Written task | Return all of the data exactly as written, without the pictures.

[Begin Material for the task]

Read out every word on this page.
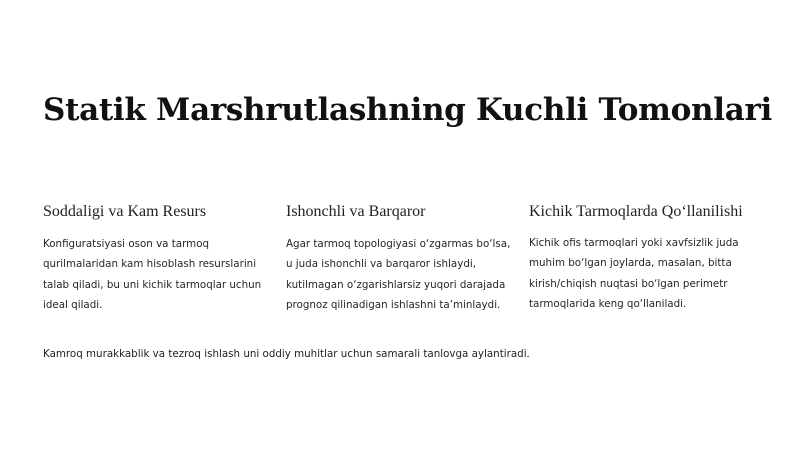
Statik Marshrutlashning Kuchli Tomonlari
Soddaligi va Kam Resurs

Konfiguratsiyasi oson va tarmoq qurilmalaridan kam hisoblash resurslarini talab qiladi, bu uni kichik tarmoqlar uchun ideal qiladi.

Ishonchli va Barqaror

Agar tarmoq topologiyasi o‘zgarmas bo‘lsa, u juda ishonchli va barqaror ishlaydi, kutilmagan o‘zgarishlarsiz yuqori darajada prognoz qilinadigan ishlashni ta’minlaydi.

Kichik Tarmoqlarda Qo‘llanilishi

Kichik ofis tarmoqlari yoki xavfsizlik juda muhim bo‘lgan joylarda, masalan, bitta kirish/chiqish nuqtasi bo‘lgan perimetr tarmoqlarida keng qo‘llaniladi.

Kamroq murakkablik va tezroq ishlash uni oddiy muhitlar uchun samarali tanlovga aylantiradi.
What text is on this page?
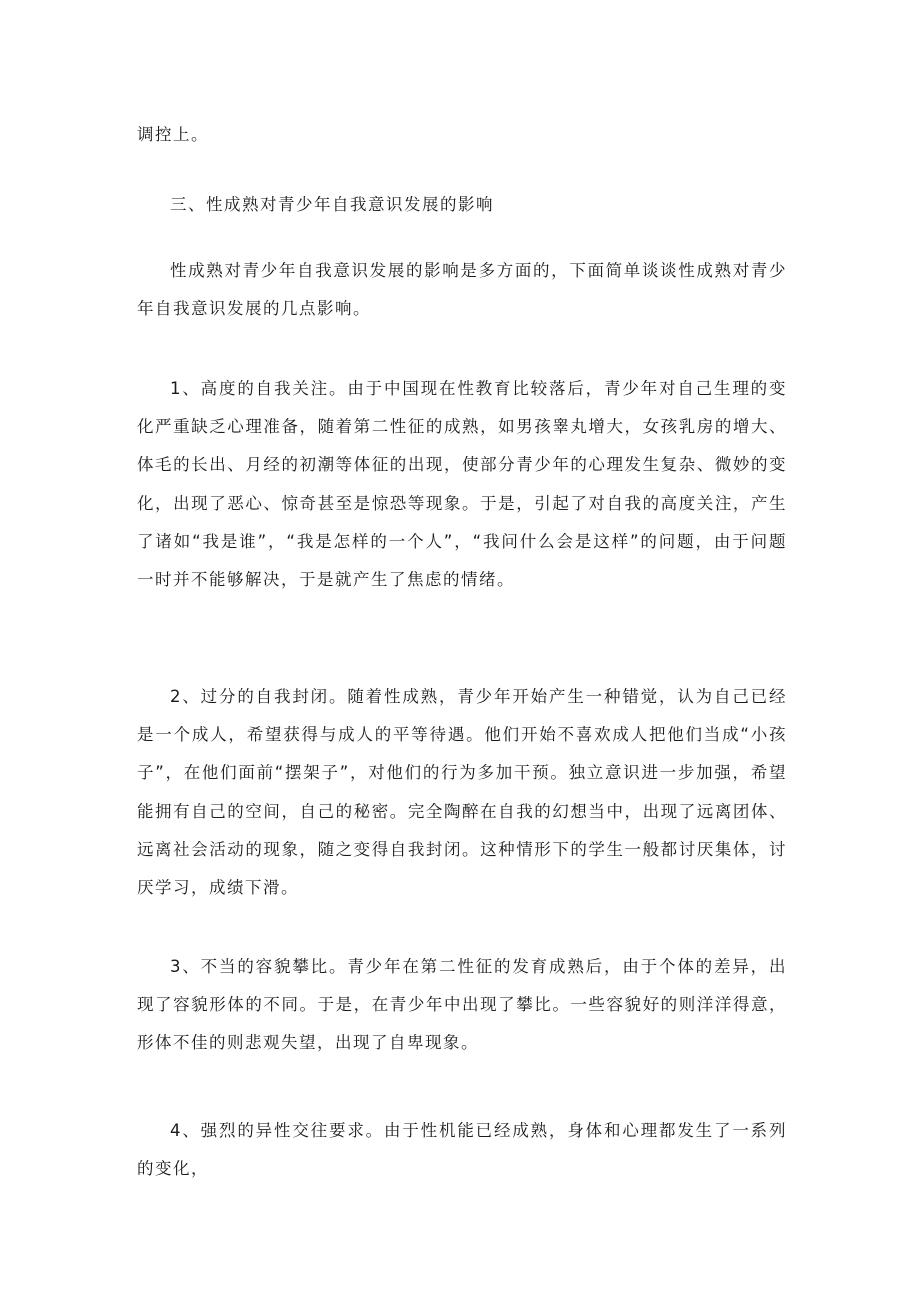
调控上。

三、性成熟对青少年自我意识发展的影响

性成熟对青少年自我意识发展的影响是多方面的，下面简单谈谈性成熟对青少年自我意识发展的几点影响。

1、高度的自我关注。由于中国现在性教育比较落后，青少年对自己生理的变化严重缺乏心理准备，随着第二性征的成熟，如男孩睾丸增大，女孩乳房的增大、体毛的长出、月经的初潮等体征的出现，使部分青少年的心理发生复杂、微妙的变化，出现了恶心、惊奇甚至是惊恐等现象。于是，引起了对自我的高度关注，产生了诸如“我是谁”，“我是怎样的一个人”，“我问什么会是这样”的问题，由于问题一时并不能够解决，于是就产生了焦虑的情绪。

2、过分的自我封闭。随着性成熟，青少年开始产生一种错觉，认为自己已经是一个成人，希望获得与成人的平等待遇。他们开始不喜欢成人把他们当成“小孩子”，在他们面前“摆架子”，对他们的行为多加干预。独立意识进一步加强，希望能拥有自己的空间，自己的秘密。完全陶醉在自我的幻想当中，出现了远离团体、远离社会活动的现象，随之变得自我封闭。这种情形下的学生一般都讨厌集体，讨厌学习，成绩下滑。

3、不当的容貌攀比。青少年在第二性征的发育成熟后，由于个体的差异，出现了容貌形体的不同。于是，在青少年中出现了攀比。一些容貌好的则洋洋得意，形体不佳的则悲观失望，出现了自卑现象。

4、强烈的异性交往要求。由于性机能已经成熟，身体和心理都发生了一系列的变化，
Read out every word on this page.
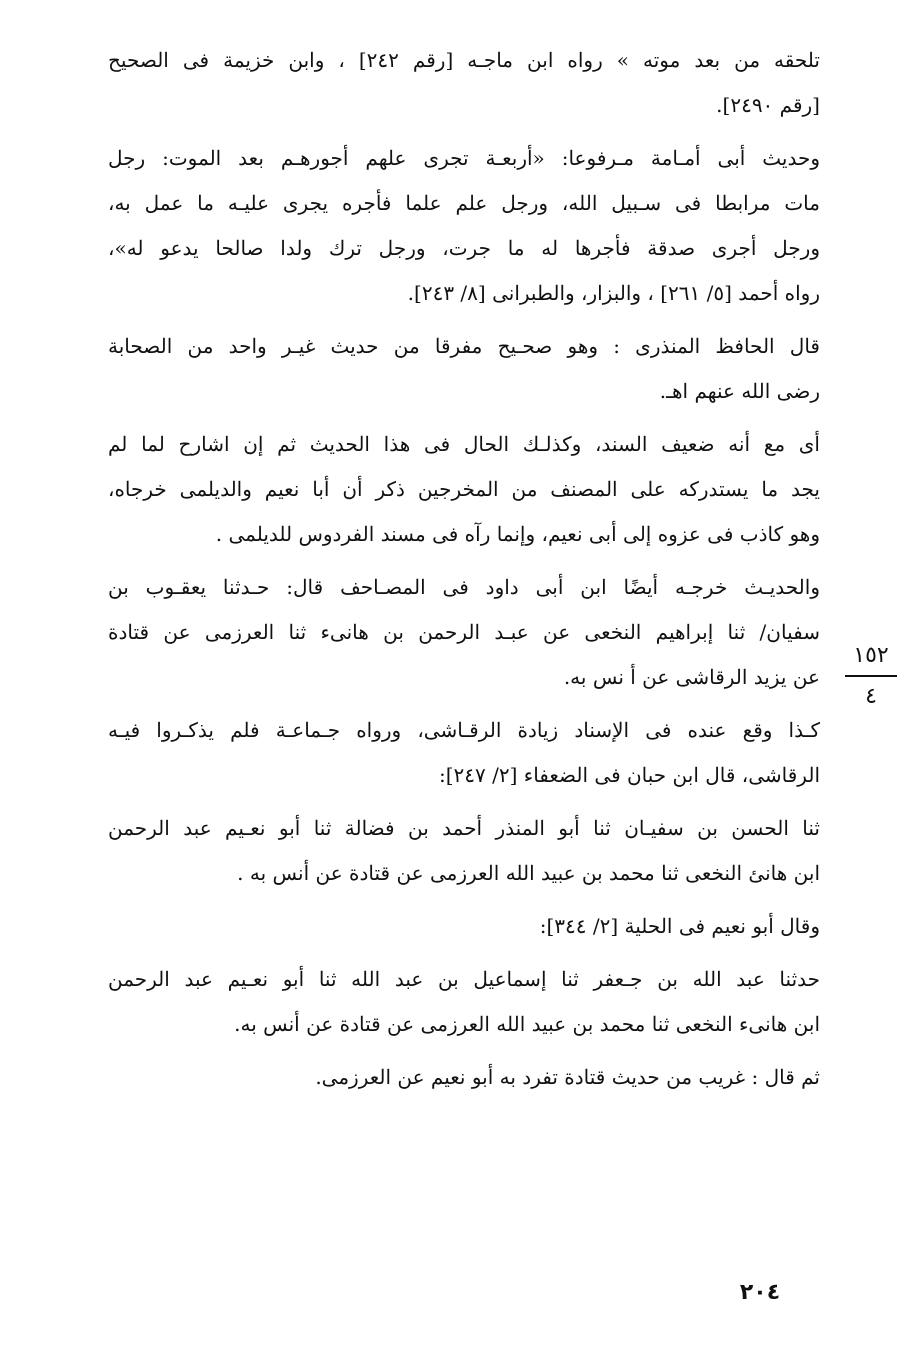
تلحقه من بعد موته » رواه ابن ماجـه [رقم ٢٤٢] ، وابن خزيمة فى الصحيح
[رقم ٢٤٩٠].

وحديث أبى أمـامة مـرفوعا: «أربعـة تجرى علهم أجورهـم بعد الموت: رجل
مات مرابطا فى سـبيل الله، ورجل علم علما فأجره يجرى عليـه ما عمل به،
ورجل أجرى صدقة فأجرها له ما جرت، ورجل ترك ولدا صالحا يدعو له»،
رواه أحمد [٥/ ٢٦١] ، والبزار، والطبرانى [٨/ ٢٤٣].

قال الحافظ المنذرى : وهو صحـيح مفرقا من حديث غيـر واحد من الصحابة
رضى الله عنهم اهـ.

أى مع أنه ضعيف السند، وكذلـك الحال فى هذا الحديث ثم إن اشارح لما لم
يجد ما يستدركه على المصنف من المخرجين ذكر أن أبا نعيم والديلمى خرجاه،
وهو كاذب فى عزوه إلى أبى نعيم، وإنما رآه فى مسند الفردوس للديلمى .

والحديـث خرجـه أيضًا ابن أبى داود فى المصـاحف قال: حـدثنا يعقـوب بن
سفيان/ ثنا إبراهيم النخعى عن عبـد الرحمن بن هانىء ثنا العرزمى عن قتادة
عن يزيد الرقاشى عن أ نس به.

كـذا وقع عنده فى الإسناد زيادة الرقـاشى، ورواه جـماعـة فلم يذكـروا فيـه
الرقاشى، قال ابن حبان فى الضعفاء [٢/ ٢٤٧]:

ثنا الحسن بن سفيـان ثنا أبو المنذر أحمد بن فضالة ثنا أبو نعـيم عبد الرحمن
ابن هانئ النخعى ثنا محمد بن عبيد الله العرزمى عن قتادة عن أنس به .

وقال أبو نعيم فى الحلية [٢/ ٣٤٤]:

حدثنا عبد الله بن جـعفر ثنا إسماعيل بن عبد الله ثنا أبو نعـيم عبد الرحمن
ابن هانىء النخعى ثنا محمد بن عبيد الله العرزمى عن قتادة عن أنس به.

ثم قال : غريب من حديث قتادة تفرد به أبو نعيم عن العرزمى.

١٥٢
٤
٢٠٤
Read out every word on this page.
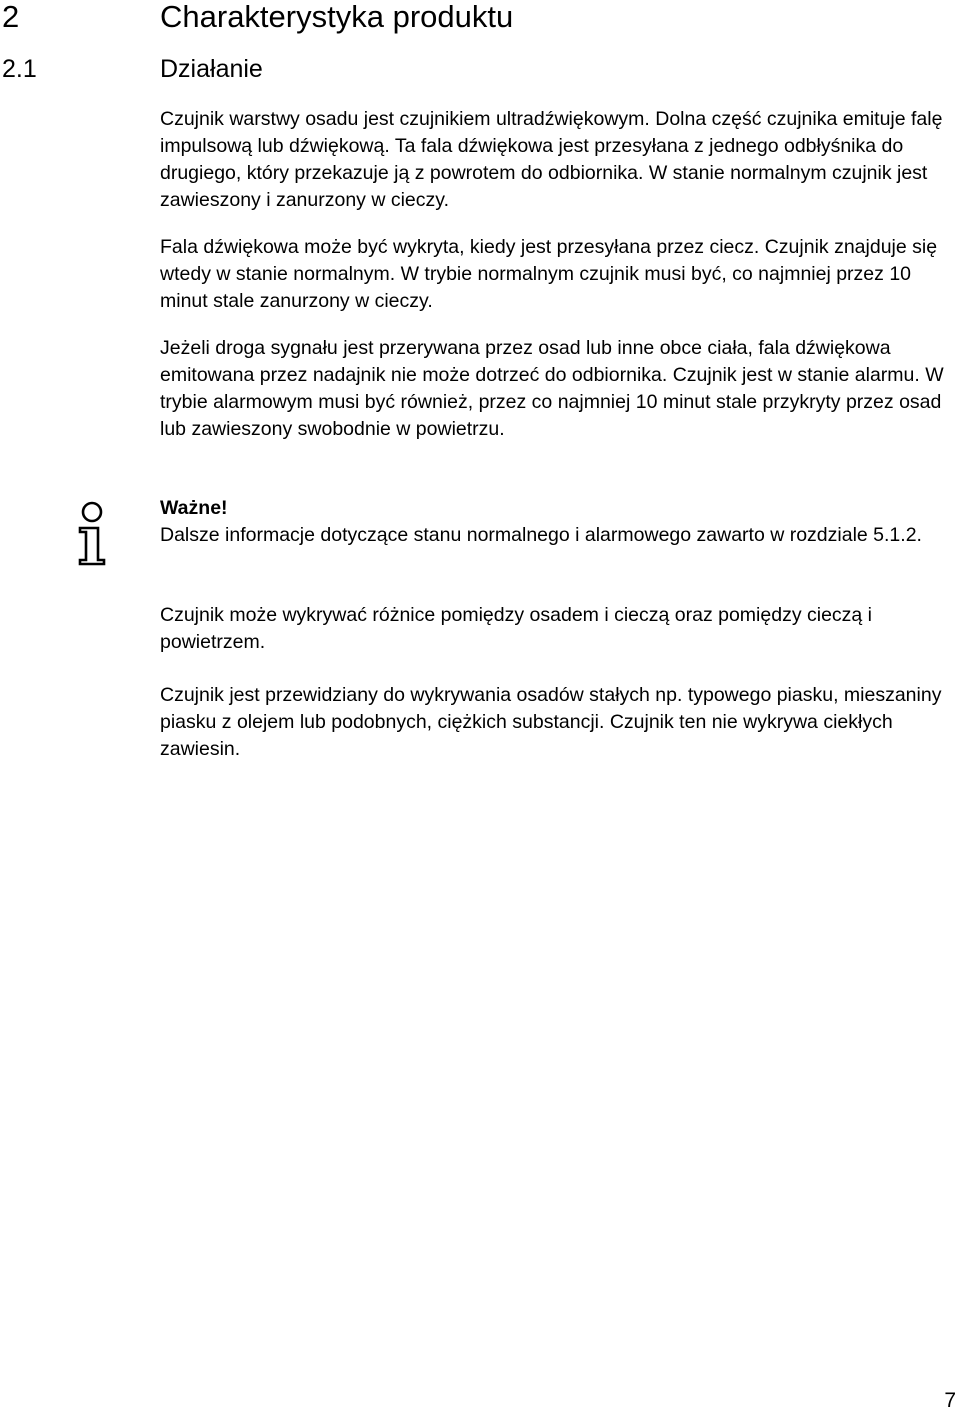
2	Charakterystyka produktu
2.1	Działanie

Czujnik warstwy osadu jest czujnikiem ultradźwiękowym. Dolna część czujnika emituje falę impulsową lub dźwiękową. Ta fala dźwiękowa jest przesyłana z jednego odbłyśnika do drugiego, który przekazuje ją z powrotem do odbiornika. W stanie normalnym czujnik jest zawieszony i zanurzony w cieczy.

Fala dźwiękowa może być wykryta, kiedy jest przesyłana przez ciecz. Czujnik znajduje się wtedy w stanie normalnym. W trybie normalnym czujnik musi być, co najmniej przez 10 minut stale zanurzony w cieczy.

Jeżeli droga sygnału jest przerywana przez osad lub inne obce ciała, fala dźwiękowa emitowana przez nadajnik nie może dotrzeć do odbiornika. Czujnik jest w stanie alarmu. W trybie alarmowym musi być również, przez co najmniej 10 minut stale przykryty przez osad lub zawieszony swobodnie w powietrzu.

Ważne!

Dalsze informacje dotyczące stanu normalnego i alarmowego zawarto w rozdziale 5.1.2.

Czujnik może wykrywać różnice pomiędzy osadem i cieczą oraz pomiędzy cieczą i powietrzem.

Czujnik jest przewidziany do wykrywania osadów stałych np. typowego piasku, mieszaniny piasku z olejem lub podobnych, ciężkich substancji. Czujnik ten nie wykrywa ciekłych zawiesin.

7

[End Material for the task]

Right answer |
Read out every word on this page.
Statik Marshrutlashning Kuchli Tomonlari
Soddaligi va Kam Resurs

Konfiguratsiyasi oson va tarmoq qurilmalaridan kam hisoblash resurslarini talab qiladi, bu uni kichik tarmoqlar uchun ideal qiladi.

Ishonchli va Barqaror

Agar tarmoq topologiyasi o‘zgarmas bo‘lsa, u juda ishonchli va barqaror ishlaydi, kutilmagan o‘zgarishlarsiz yuqori darajada prognoz qilinadigan ishlashni ta’minlaydi.

Kichik Tarmoqlarda Qo‘llanilishi

Kichik ofis tarmoqlari yoki xavfsizlik juda muhim bo‘lgan joylarda, masalan, bitta kirish/chiqish nuqtasi bo‘lgan perimetr tarmoqlarida keng qo‘llaniladi.

Kamroq murakkablik va tezroq ishlash uni oddiy muhitlar uchun samarali tanlovga aylantiradi.
What text is on this page?
调控上。

三、性成熟对青少年自我意识发展的影响

性成熟对青少年自我意识发展的影响是多方面的，下面简单谈谈性成熟对青少年自我意识发展的几点影响。

1、高度的自我关注。由于中国现在性教育比较落后，青少年对自己生理的变化严重缺乏心理准备，随着第二性征的成熟，如男孩睾丸增大，女孩乳房的增大、体毛的长出、月经的初潮等体征的出现，使部分青少年的心理发生复杂、微妙的变化，出现了恶心、惊奇甚至是惊恐等现象。于是，引起了对自我的高度关注，产生了诸如“我是谁”，“我是怎样的一个人”，“我问什么会是这样”的问题，由于问题一时并不能够解决，于是就产生了焦虑的情绪。

2、过分的自我封闭。随着性成熟，青少年开始产生一种错觉，认为自己已经是一个成人，希望获得与成人的平等待遇。他们开始不喜欢成人把他们当成“小孩子”，在他们面前“摆架子”，对他们的行为多加干预。独立意识进一步加强，希望能拥有自己的空间，自己的秘密。完全陶醉在自我的幻想当中，出现了远离团体、远离社会活动的现象，随之变得自我封闭。这种情形下的学生一般都讨厌集体，讨厌学习，成绩下滑。

3、不当的容貌攀比。青少年在第二性征的发育成熟后，由于个体的差异，出现了容貌形体的不同。于是，在青少年中出现了攀比。一些容貌好的则洋洋得意，形体不佳的则悲观失望，出现了自卑现象。

4、强烈的异性交往要求。由于性机能已经成熟，身体和心理都发生了一系列的变化，
Read out every word on this page.
تلحقه من بعد موته » رواه ابن ماجـه [رقم ٢٤٢] ، وابن خزيمة فى الصحيح
[رقم ٢٤٩٠].

وحديث أبى أمـامة مـرفوعا: «أربعـة تجرى علهم أجورهـم بعد الموت: رجل
مات مرابطا فى سـبيل الله، ورجل علم علما فأجره يجرى عليـه ما عمل به،
ورجل أجرى صدقة فأجرها له ما جرت، ورجل ترك ولدا صالحا يدعو له»،
رواه أحمد [٥/ ٢٦١] ، والبزار، والطبرانى [٨/ ٢٤٣].

قال الحافظ المنذرى : وهو صحـيح مفرقا من حديث غيـر واحد من الصحابة
رضى الله عنهم اهـ.

أى مع أنه ضعيف السند، وكذلـك الحال فى هذا الحديث ثم إن اشارح لما لم
يجد ما يستدركه على المصنف من المخرجين ذكر أن أبا نعيم والديلمى خرجاه،
وهو كاذب فى عزوه إلى أبى نعيم، وإنما رآه فى مسند الفردوس للديلمى .

والحديـث خرجـه أيضًا ابن أبى داود فى المصـاحف قال: حـدثنا يعقـوب بن
سفيان/ ثنا إبراهيم النخعى عن عبـد الرحمن بن هانىء ثنا العرزمى عن قتادة
عن يزيد الرقاشى عن أ نس به.

كـذا وقع عنده فى الإسناد زيادة الرقـاشى، ورواه جـماعـة فلم يذكـروا فيـه
الرقاشى، قال ابن حبان فى الضعفاء [٢/ ٢٤٧]:

ثنا الحسن بن سفيـان ثنا أبو المنذر أحمد بن فضالة ثنا أبو نعـيم عبد الرحمن
ابن هانئ النخعى ثنا محمد بن عبيد الله العرزمى عن قتادة عن أنس به .

وقال أبو نعيم فى الحلية [٢/ ٣٤٤]:

حدثنا عبد الله بن جـعفر ثنا إسماعيل بن عبد الله ثنا أبو نعـيم عبد الرحمن
ابن هانىء النخعى ثنا محمد بن عبيد الله العرزمى عن قتادة عن أنس به.

ثم قال : غريب من حديث قتادة تفرد به أبو نعيم عن العرزمى.

١٥٢
٤
٢٠٤
Read out every word on this page.
2	Charakterystyka produktu
2.1	Działanie

Czujnik warstwy osadu jest czujnikiem ultradźwiękowym. Dolna część czujnika emituje falę impulsową lub dźwiękową. Ta fala dźwiękowa jest przesyłana z jednego odbłyśnika do drugiego, który przekazuje ją z powrotem do odbiornika. W stanie normalnym czujnik jest zawieszony i zanurzony w cieczy.

Fala dźwiękowa może być wykryta, kiedy jest przesyłana przez ciecz. Czujnik znajduje się wtedy w stanie normalnym. W trybie normalnym czujnik musi być, co najmniej przez 10 minut stale zanurzony w cieczy.

Jeżeli droga sygnału jest przerywana przez osad lub inne obce ciała, fala dźwiękowa emitowana przez nadajnik nie może dotrzeć do odbiornika. Czujnik jest w stanie alarmu. W trybie alarmowym musi być również, przez co najmniej 10 minut stale przykryty przez osad lub zawieszony swobodnie w powietrzu.

Ważne!

Dalsze informacje dotyczące stanu normalnego i alarmowego zawarto w rozdziale 5.1.2.

Czujnik może wykrywać różnice pomiędzy osadem i cieczą oraz pomiędzy cieczą i powietrzem.

Czujnik jest przewidziany do wykrywania osadów stałych np. typowego piasku, mieszaniny piasku z olejem lub podobnych, ciężkich substancji. Czujnik ten nie wykrywa ciekłych zawiesin.

7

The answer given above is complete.